• [AIM]: For each line below that contains the string "darauf", copy that line.

• [RECORDS FOR THIS TASK]:
********

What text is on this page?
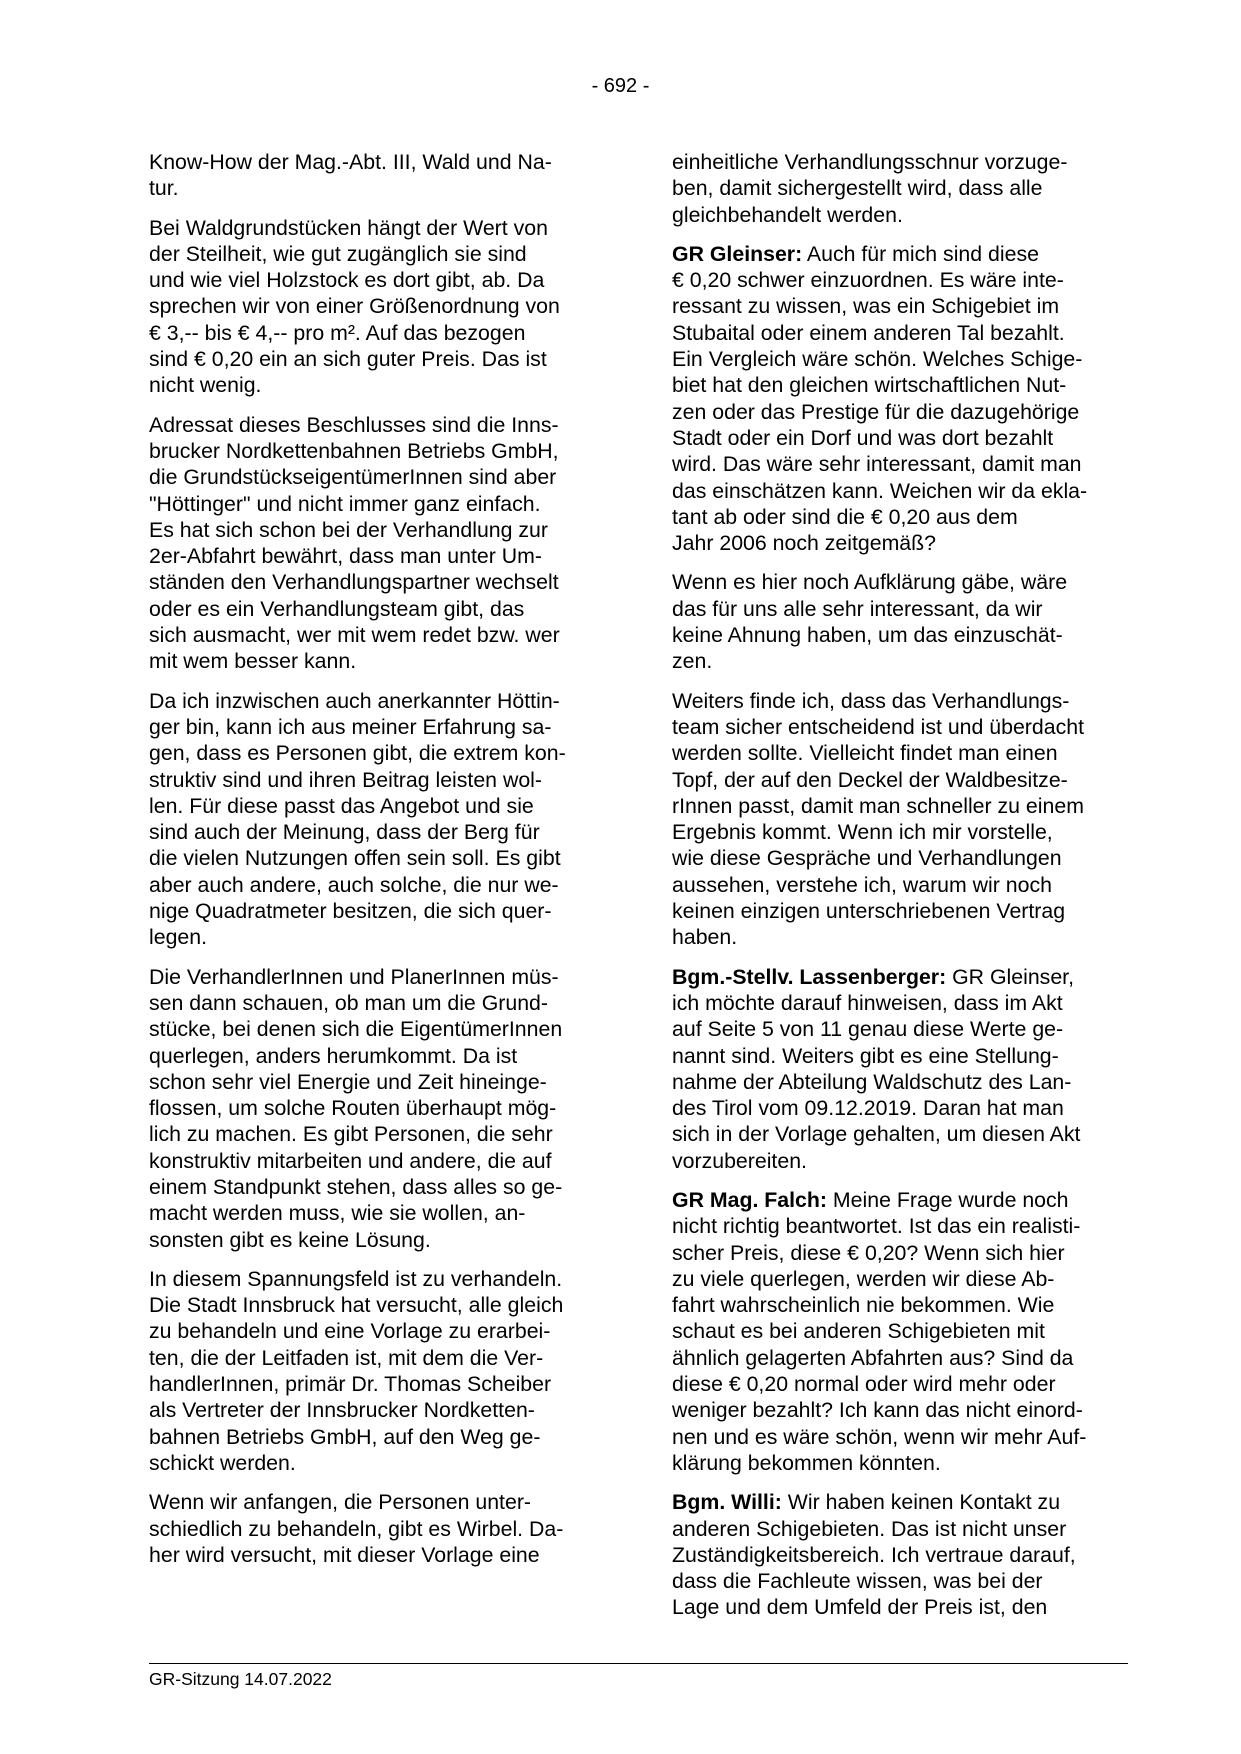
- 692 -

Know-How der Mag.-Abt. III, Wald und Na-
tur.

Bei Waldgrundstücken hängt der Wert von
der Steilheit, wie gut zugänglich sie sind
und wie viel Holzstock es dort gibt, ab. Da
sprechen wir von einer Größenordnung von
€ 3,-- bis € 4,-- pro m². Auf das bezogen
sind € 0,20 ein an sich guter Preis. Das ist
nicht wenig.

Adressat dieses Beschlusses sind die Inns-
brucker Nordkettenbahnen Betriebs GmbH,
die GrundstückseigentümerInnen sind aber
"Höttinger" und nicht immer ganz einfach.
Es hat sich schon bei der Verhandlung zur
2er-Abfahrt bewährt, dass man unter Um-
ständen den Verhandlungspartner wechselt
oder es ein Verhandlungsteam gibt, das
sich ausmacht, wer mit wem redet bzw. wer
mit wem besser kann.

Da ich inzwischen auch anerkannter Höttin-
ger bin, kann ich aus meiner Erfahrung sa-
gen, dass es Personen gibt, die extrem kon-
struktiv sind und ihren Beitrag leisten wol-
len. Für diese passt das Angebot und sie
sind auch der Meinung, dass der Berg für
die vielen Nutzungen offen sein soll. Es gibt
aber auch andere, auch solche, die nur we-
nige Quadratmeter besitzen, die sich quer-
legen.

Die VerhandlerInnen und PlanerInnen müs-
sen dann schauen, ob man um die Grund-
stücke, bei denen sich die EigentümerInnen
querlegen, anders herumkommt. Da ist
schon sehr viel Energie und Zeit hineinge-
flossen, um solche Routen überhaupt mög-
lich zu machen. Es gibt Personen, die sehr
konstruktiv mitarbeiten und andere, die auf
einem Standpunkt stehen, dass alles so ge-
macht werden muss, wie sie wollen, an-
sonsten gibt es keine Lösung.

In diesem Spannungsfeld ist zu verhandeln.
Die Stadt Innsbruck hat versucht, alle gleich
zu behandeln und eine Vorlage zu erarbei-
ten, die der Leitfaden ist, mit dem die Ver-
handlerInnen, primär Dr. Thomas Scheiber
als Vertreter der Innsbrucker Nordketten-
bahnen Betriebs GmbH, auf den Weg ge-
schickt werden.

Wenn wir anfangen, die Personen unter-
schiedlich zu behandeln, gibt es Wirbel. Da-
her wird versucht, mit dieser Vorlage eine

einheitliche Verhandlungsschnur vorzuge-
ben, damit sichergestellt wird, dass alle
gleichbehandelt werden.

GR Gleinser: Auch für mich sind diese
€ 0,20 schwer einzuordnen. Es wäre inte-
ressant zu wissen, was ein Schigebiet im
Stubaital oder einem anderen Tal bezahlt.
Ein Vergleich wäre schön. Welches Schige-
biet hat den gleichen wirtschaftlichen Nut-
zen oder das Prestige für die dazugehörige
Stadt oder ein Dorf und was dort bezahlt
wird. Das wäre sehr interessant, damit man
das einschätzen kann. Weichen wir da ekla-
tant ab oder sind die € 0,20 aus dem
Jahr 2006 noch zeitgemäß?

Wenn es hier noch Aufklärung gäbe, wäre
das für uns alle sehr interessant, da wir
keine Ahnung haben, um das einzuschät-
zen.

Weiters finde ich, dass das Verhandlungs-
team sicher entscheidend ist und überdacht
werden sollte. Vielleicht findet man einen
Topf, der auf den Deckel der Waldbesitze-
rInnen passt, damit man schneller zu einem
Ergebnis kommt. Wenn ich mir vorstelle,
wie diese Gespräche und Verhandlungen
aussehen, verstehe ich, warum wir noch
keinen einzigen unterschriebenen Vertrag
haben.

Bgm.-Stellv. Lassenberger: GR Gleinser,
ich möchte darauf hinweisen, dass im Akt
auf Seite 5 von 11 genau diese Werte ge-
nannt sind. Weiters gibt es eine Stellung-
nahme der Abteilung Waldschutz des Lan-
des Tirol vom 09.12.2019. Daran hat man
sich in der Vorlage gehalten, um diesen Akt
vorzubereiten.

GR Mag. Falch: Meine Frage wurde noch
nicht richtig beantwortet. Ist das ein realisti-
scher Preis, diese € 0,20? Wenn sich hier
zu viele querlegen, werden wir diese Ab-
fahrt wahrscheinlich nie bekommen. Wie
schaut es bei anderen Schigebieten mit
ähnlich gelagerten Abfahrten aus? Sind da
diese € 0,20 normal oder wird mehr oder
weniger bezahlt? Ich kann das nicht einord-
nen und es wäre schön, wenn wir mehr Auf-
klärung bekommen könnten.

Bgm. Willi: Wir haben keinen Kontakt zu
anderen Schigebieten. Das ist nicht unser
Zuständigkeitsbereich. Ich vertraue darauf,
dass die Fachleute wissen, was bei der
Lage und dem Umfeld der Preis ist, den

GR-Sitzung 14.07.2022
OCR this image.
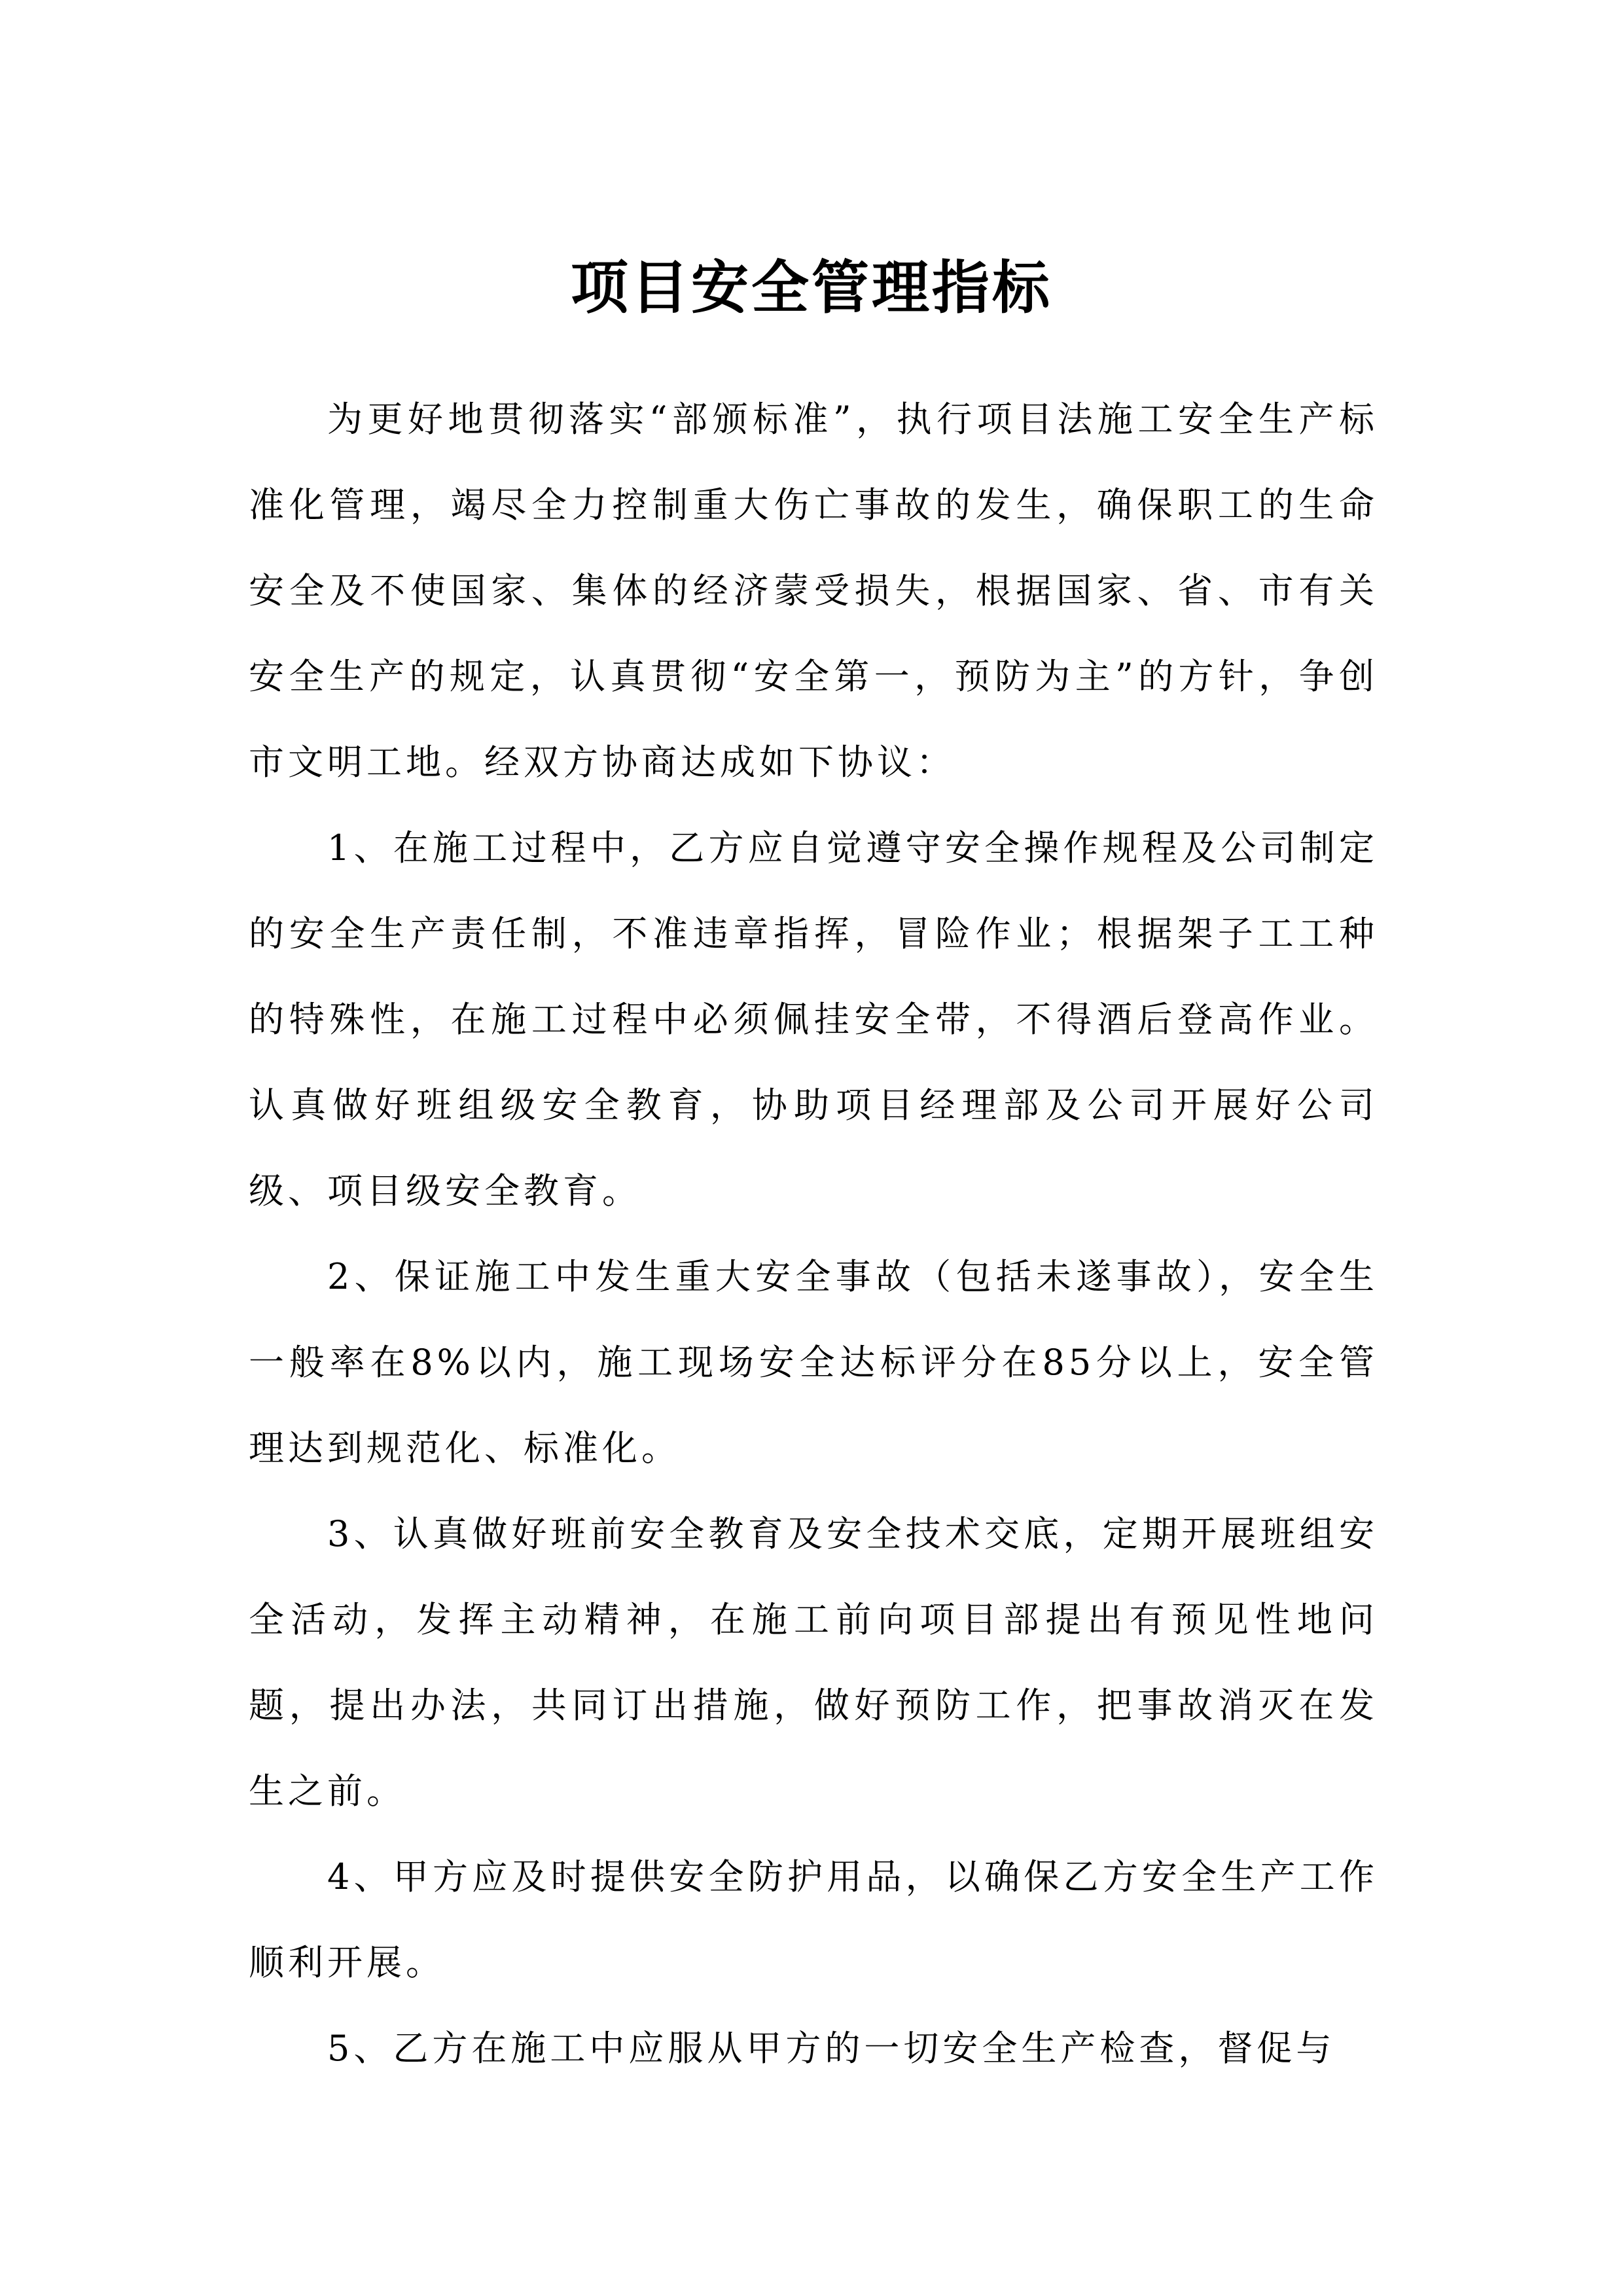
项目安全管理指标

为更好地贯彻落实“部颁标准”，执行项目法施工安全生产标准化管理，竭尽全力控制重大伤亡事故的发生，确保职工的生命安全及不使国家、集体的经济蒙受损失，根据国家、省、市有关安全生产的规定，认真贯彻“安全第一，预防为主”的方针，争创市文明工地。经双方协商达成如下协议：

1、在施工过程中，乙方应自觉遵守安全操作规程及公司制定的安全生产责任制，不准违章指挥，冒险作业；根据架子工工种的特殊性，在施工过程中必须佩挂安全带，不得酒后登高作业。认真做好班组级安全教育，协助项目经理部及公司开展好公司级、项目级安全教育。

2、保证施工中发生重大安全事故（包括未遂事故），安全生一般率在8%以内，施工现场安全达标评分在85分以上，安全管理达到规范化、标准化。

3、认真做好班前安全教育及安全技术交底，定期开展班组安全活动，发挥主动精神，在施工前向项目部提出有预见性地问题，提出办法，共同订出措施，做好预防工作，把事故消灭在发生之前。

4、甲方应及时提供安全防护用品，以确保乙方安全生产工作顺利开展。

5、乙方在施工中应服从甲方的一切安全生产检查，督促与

********

• [RESULT OF THIS EXERCISE]:
ich möchte darauf hinweisen, dass im Akt
Zuständigkeitsbereich. Ich vertraue darauf,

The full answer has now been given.